- [OBJECTIVE] Repeat the records below exactly, leaving out every picture.

- [Entries with figure data]
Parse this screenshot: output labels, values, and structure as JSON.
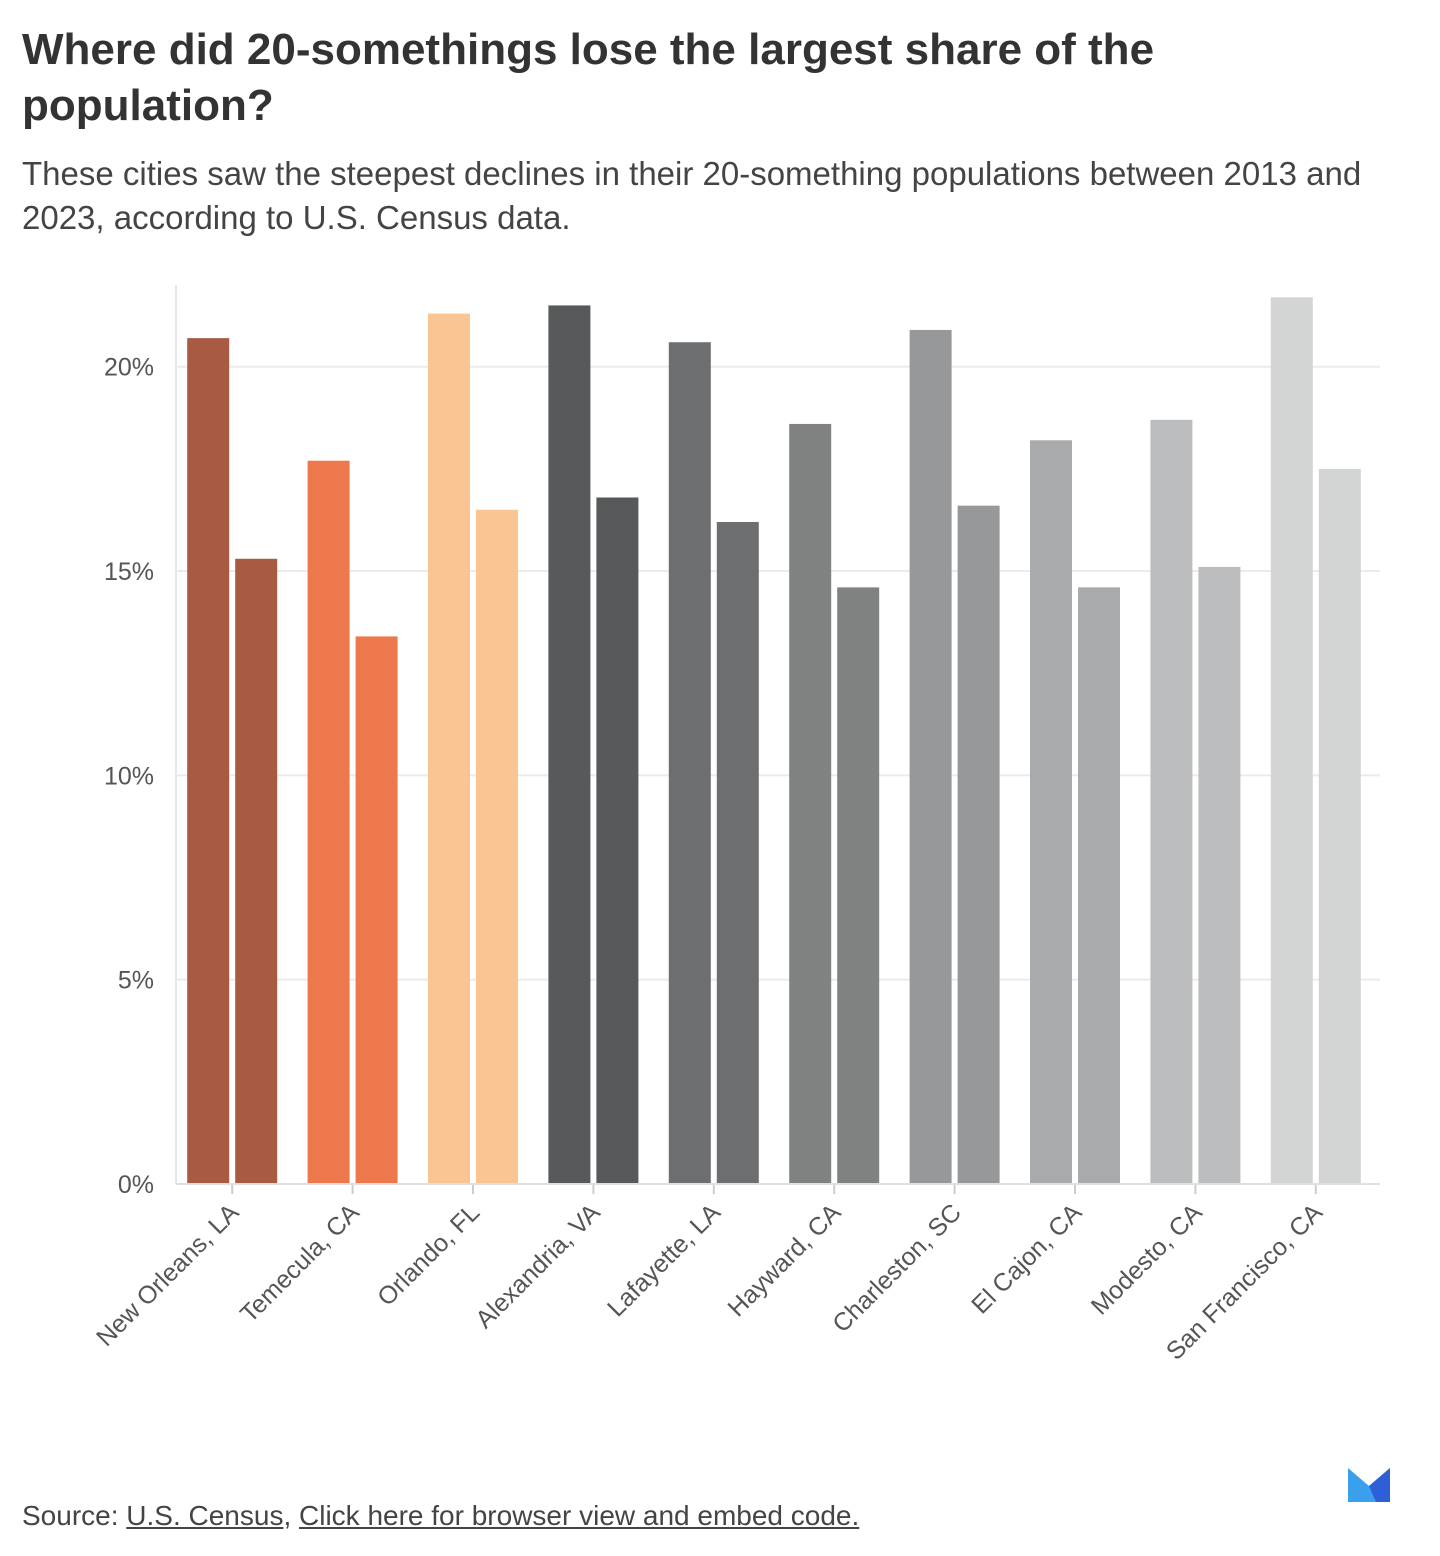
{
  "title": "Where did 20-somethings lose the largest share of the population?",
  "subtitle": "These cities saw the steepest declines in their 20-something populations between 2013 and 2023, according to U.S. Census data.",
  "footer": {
    "source_label": "Source:",
    "source_link": "U.S. Census",
    "separator": ",",
    "embed_link": "Click here for browser view and embed code."
  },
  "logo": "Axios-style M logo",
  "chart_data": {
    "type": "bar",
    "title": "Where did 20-somethings lose the largest share of the population?",
    "xlabel": "",
    "ylabel": "",
    "ylim": [
      0,
      22
    ],
    "yticks": [
      0,
      5,
      10,
      15,
      20
    ],
    "ytick_labels": [
      "0%",
      "5%",
      "10%",
      "15%",
      "20%"
    ],
    "grid": true,
    "legend": "none",
    "categories": [
      "New Orleans, LA",
      "Temecula, CA",
      "Orlando, FL",
      "Alexandria, VA",
      "Lafayette, LA",
      "Hayward, CA",
      "Charleston, SC",
      "El Cajon, CA",
      "Modesto, CA",
      "San Francisco, CA"
    ],
    "series": [
      {
        "values": [
          20.7,
          17.7,
          21.3,
          21.5,
          20.6,
          18.6,
          20.9,
          18.2,
          18.7,
          21.7
        ]
      },
      {
        "values": [
          15.3,
          13.4,
          16.5,
          16.8,
          16.2,
          14.6,
          16.6,
          14.6,
          15.1,
          17.5
        ]
      }
    ],
    "colors": [
      "#a85a43",
      "#ec784b",
      "#fac493",
      "#58595b",
      "#6d6e70",
      "#808181",
      "#979899",
      "#a9aaab",
      "#bcbdbe",
      "#d3d4d4"
    ]
  }
}
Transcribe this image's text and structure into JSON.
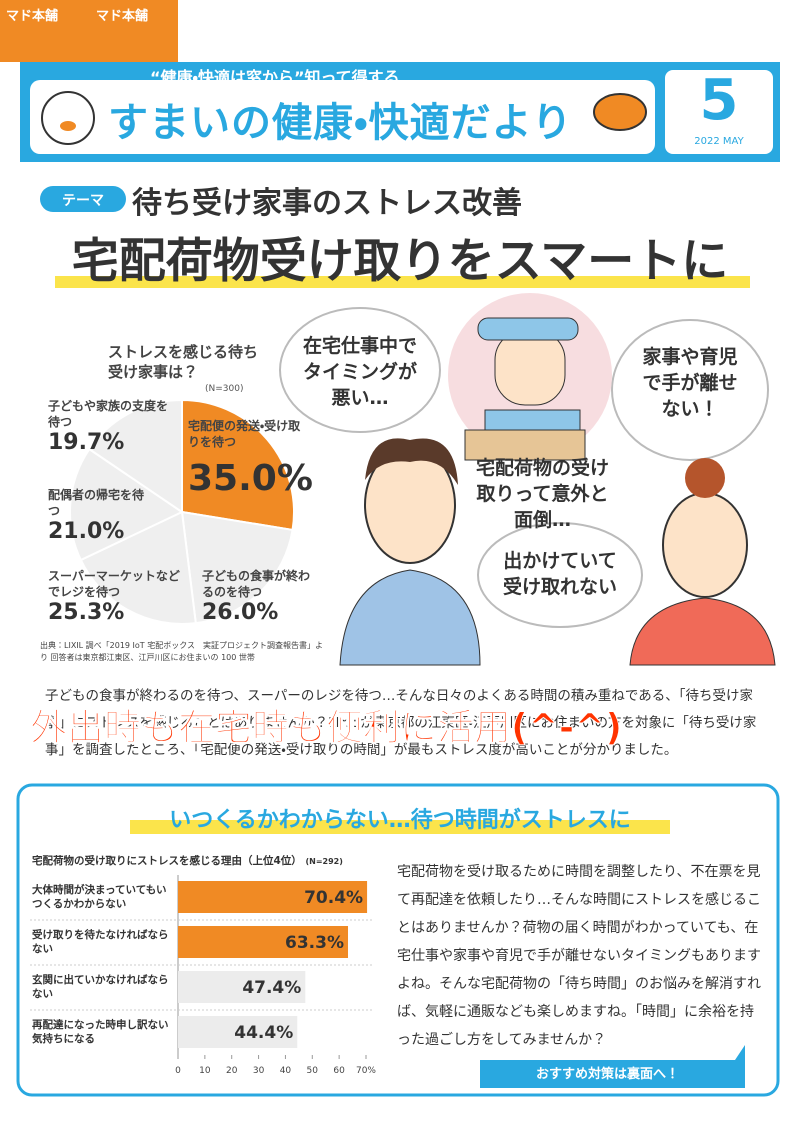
{
  "logos": [
    "マド本舗",
    "マド本舗"
  ],
  "header": {
    "tagline": "“健康・快適は窓から”知って得する",
    "title": "すまいの健康・快適だより",
    "issue": "5",
    "date": "2022 MAY"
  },
  "theme": {
    "tag": "テーマ",
    "subtitle": "待ち受け家事のストレス改善",
    "title": "宅配荷物受け取りをスマートに"
  },
  "pie": {
    "type": "pie",
    "title": "ストレスを感じる待ち受け家事は？",
    "note": "(N=300)",
    "categories": [
      "宅配便の発送・受け取りを待つ",
      "子どもの食事が終わるのを待つ",
      "スーパーマーケットなどでレジを待つ",
      "配偶者の帰宅を待つ",
      "子どもや家族の支度を待つ"
    ],
    "values": [
      35.0,
      26.0,
      25.3,
      21.0,
      19.7
    ],
    "value_labels": [
      "35.0%",
      "26.0%",
      "25.3%",
      "21.0%",
      "19.7%"
    ],
    "colors": [
      "#f08a24",
      "#efefef",
      "#efefef",
      "#efefef",
      "#efefef"
    ]
  },
  "source": "出典：LIXIL 調べ「2019 IoT 宅配ボックス　実証プロジェクト調査報告書」より 回答者は東京都江東区、江戸川区にお住まいの 100 世帯",
  "bubbles": [
    "在宅仕事中でタイミングが悪い…",
    "家事や育児で手が離せない！",
    "宅配荷物の受け取りって意外と面倒…",
    "出かけていて受け取れない"
  ],
  "intro": "子どもの食事が終わるのを待つ、スーパーのレジを待つ…そんな日々のよくある時間の積み重ねである、「待ち受け家事」にストレスを感じることはありませんか？LIXILが東京都の江東区・江戸川区にお住まいの方を対象に「待ち受け家事」を調査したところ、「宅配便の発送・受け取りの時間」が最もストレス度が高いことが分かりました。",
  "overlay": "外出時も在宅時も便利に活用(^-^)",
  "section": {
    "title": "いつくるかわからない…待つ時間がストレスに",
    "chart": {
      "type": "bar",
      "title": "宅配荷物の受け取りにストレスを感じる理由（上位4位）",
      "note": "(N=292)",
      "categories": [
        "大体時間が決まっていてもいつくるかわからない",
        "受け取りを待たなければならない",
        "玄関に出ていかなければならない",
        "再配達になった時申し訳ない気持ちになる"
      ],
      "values": [
        70.4,
        63.3,
        47.4,
        44.4
      ],
      "value_labels": [
        "70.4%",
        "63.3%",
        "47.4%",
        "44.4%"
      ],
      "colors": [
        "#f08a24",
        "#f08a24",
        "#ececec",
        "#ececec"
      ],
      "xlim": [
        0,
        70
      ],
      "xticks": [
        0,
        10,
        20,
        30,
        40,
        50,
        60,
        {
          "value": 70,
          "label": "70%"
        }
      ]
    },
    "body": "宅配荷物を受け取るために時間を調整したり、不在票を見て再配達を依頼したり…そんな時間にストレスを感じることはありませんか？荷物の届く時間がわかっていても、在宅仕事や家事や育児で手が離せないタイミングもありますよね。そんな宅配荷物の「待ち時間」のお悩みを解消すれば、気軽に通販なども楽しめますね。「時間」に余裕を持った過ごし方をしてみませんか？",
    "cta": "おすすめ対策は裏面へ！"
  }
}
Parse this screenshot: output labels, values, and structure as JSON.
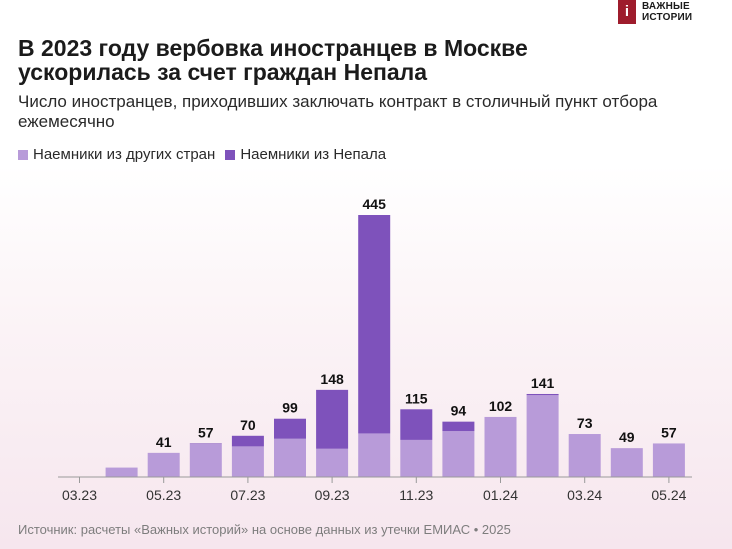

- [COMPLETED TASK]
Parse this screenshot: output labels, values, and structure as JSON.
{
  "title": "Where did 20-somethings lose the largest share of the population?",
  "subtitle": "These cities saw the steepest declines in their 20-something populations between 2013 and 2023, according to U.S. Census data.",
  "footer": {
    "source_label": "Source:",
    "source_link": "U.S. Census",
    "separator": ",",
    "embed_link": "Click here for browser view and embed code."
  },
  "logo": "Axios-style M logo",
  "chart_data": {
    "type": "bar",
    "title": "Where did 20-somethings lose the largest share of the population?",
    "xlabel": "",
    "ylabel": "",
    "ylim": [
      0,
      22
    ],
    "yticks": [
      0,
      5,
      10,
      15,
      20
    ],
    "ytick_labels": [
      "0%",
      "5%",
      "10%",
      "15%",
      "20%"
    ],
    "grid": true,
    "legend": "none",
    "categories": [
      "New Orleans, LA",
      "Temecula, CA",
      "Orlando, FL",
      "Alexandria, VA",
      "Lafayette, LA",
      "Hayward, CA",
      "Charleston, SC",
      "El Cajon, CA",
      "Modesto, CA",
      "San Francisco, CA"
    ],
    "series": [
      {
        "values": [
          20.7,
          17.7,
          21.3,
          21.5,
          20.6,
          18.6,
          20.9,
          18.2,
          18.7,
          21.7
        ]
      },
      {
        "values": [
          15.3,
          13.4,
          16.5,
          16.8,
          16.2,
          14.6,
          16.6,
          14.6,
          15.1,
          17.5
        ]
      }
    ],
    "colors": [
      "#a85a43",
      "#ec784b",
      "#fac493",
      "#58595b",
      "#6d6e70",
      "#808181",
      "#979899",
      "#a9aaab",
      "#bcbdbe",
      "#d3d4d4"
    ]
  }
}
Transcribe this image's text and structure into JSON.
{
  "logos": [
    "マド本舗",
    "マド本舗"
  ],
  "header": {
    "tagline": "“健康・快適は窓から”知って得する",
    "title": "すまいの健康・快適だより",
    "issue": "5",
    "date": "2022 MAY"
  },
  "theme": {
    "tag": "テーマ",
    "subtitle": "待ち受け家事のストレス改善",
    "title": "宅配荷物受け取りをスマートに"
  },
  "pie": {
    "type": "pie",
    "title": "ストレスを感じる待ち受け家事は？",
    "note": "(N=300)",
    "categories": [
      "宅配便の発送・受け取りを待つ",
      "子どもの食事が終わるのを待つ",
      "スーパーマーケットなどでレジを待つ",
      "配偶者の帰宅を待つ",
      "子どもや家族の支度を待つ"
    ],
    "values": [
      35.0,
      26.0,
      25.3,
      21.0,
      19.7
    ],
    "value_labels": [
      "35.0%",
      "26.0%",
      "25.3%",
      "21.0%",
      "19.7%"
    ],
    "colors": [
      "#f08a24",
      "#efefef",
      "#efefef",
      "#efefef",
      "#efefef"
    ]
  },
  "source": "出典：LIXIL 調べ「2019 IoT 宅配ボックス　実証プロジェクト調査報告書」より 回答者は東京都江東区、江戸川区にお住まいの 100 世帯",
  "bubbles": [
    "在宅仕事中でタイミングが悪い…",
    "家事や育児で手が離せない！",
    "宅配荷物の受け取りって意外と面倒…",
    "出かけていて受け取れない"
  ],
  "intro": "子どもの食事が終わるのを待つ、スーパーのレジを待つ…そんな日々のよくある時間の積み重ねである、「待ち受け家事」にストレスを感じることはありませんか？LIXILが東京都の江東区・江戸川区にお住まいの方を対象に「待ち受け家事」を調査したところ、「宅配便の発送・受け取りの時間」が最もストレス度が高いことが分かりました。",
  "overlay": "外出時も在宅時も便利に活用(^-^)",
  "section": {
    "title": "いつくるかわからない…待つ時間がストレスに",
    "chart": {
      "type": "bar",
      "title": "宅配荷物の受け取りにストレスを感じる理由（上位4位）",
      "note": "(N=292)",
      "categories": [
        "大体時間が決まっていてもいつくるかわからない",
        "受け取りを待たなければならない",
        "玄関に出ていかなければならない",
        "再配達になった時申し訳ない気持ちになる"
      ],
      "values": [
        70.4,
        63.3,
        47.4,
        44.4
      ],
      "value_labels": [
        "70.4%",
        "63.3%",
        "47.4%",
        "44.4%"
      ],
      "colors": [
        "#f08a24",
        "#f08a24",
        "#ececec",
        "#ececec"
      ],
      "xlim": [
        0,
        70
      ],
      "xticks": [
        0,
        10,
        20,
        30,
        40,
        50,
        60,
        {
          "value": 70,
          "label": "70%"
        }
      ]
    },
    "body": "宅配荷物を受け取るために時間を調整したり、不在票を見て再配達を依頼したり…そんな時間にストレスを感じることはありませんか？荷物の届く時間がわかっていても、在宅仕事や家事や育児で手が離せないタイミングもありますよね。そんな宅配荷物の「待ち時間」のお悩みを解消すれば、気軽に通販なども楽しめますね。「時間」に余裕を持った過ごし方をしてみませんか？",
    "cta": "おすすめ対策は裏面へ！"
  }
}
Parse this screenshot: output labels, values, and structure as JSON.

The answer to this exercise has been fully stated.